What needs to be done: Take all the material and copy it exactly.

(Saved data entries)
▽

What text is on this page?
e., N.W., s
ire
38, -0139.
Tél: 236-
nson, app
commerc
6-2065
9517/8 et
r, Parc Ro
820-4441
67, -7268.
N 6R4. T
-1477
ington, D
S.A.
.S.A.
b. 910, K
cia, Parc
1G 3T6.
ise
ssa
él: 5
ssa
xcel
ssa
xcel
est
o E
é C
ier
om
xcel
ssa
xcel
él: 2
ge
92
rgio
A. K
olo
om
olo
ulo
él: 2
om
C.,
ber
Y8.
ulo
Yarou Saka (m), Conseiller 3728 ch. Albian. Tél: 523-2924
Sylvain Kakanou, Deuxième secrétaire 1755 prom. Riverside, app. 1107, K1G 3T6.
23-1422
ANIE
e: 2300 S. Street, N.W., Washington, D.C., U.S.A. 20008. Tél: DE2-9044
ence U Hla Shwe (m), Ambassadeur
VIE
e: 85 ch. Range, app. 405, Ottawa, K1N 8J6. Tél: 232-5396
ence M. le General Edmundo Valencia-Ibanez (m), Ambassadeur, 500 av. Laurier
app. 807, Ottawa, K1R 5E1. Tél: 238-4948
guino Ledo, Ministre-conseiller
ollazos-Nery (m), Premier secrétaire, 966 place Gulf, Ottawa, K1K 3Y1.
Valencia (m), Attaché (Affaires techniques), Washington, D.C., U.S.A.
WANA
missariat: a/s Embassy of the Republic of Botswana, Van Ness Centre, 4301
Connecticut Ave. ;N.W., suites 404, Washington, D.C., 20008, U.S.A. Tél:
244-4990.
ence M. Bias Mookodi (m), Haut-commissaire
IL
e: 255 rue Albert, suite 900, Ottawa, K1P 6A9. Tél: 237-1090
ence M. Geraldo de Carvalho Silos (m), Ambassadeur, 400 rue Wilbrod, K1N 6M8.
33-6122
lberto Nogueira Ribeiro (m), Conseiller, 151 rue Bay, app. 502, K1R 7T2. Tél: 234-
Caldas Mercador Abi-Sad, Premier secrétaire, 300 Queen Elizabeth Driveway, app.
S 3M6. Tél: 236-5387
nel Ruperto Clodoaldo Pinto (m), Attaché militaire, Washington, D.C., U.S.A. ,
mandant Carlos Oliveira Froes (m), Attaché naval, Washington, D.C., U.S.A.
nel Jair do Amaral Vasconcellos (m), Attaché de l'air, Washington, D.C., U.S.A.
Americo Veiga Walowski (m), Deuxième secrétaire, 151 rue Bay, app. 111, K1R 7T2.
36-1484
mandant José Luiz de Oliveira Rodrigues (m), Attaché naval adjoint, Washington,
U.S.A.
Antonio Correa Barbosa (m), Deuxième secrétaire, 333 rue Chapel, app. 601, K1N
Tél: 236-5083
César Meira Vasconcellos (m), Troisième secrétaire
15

△

Worked solution:
What text is on this page?
e., N.W., s
ire
38, -0139.
Tél: 236-
nson, app
commerc
6-2065
9517/8 et
r, Parc Ro
820-4441
67, -7268.
N 6R4. T
-1477
ington, D
S.A.
.S.A.
b. 910, K
cia, Parc
1G 3T6.
ise
ssa
él: 5
ssa
xcel
ssa
xcel
est
o E
é C
ier
om
xcel
ssa
xcel
él: 2
ge
92
rgio
A. K
olo
om
olo
ulo
él: 2
om
C.,
ber
Y8.
ulo
Yarou Saka (m), Conseiller 3728 ch. Albian. Tél: 523-2924
Sylvain Kakanou, Deuxième secrétaire 1755 prom. Riverside, app. 1107, K1G 3T6.
23-1422
ANIE
e: 2300 S. Street, N.W., Washington, D.C., U.S.A. 20008. Tél: DE2-9044
ence U Hla Shwe (m), Ambassadeur
VIE
e: 85 ch. Range, app. 405, Ottawa, K1N 8J6. Tél: 232-5396
ence M. le General Edmundo Valencia-Ibanez (m), Ambassadeur, 500 av. Laurier
app. 807, Ottawa, K1R 5E1. Tél: 238-4948
guino Ledo, Ministre-conseiller
ollazos-Nery (m), Premier secrétaire, 966 place Gulf, Ottawa, K1K 3Y1.
Valencia (m), Attaché (Affaires techniques), Washington, D.C., U.S.A.
WANA
missariat: a/s Embassy of the Republic of Botswana, Van Ness Centre, 4301
Connecticut Ave. ;N.W., suites 404, Washington, D.C., 20008, U.S.A. Tél:
244-4990.
ence M. Bias Mookodi (m), Haut-commissaire
IL
e: 255 rue Albert, suite 900, Ottawa, K1P 6A9. Tél: 237-1090
ence M. Geraldo de Carvalho Silos (m), Ambassadeur, 400 rue Wilbrod, K1N 6M8.
33-6122
lberto Nogueira Ribeiro (m), Conseiller, 151 rue Bay, app. 502, K1R 7T2. Tél: 234-
Caldas Mercador Abi-Sad, Premier secrétaire, 300 Queen Elizabeth Driveway, app.
S 3M6. Tél: 236-5387
nel Ruperto Clodoaldo Pinto (m), Attaché militaire, Washington, D.C., U.S.A. ,
mandant Carlos Oliveira Froes (m), Attaché naval, Washington, D.C., U.S.A.
nel Jair do Amaral Vasconcellos (m), Attaché de l'air, Washington, D.C., U.S.A.
Americo Veiga Walowski (m), Deuxième secrétaire, 151 rue Bay, app. 111, K1R 7T2.
36-1484
mandant José Luiz de Oliveira Rodrigues (m), Attaché naval adjoint, Washington,
U.S.A.
Antonio Correa Barbosa (m), Deuxième secrétaire, 333 rue Chapel, app. 601, K1N
Tél: 236-5083
César Meira Vasconcellos (m), Troisième secrétaire
15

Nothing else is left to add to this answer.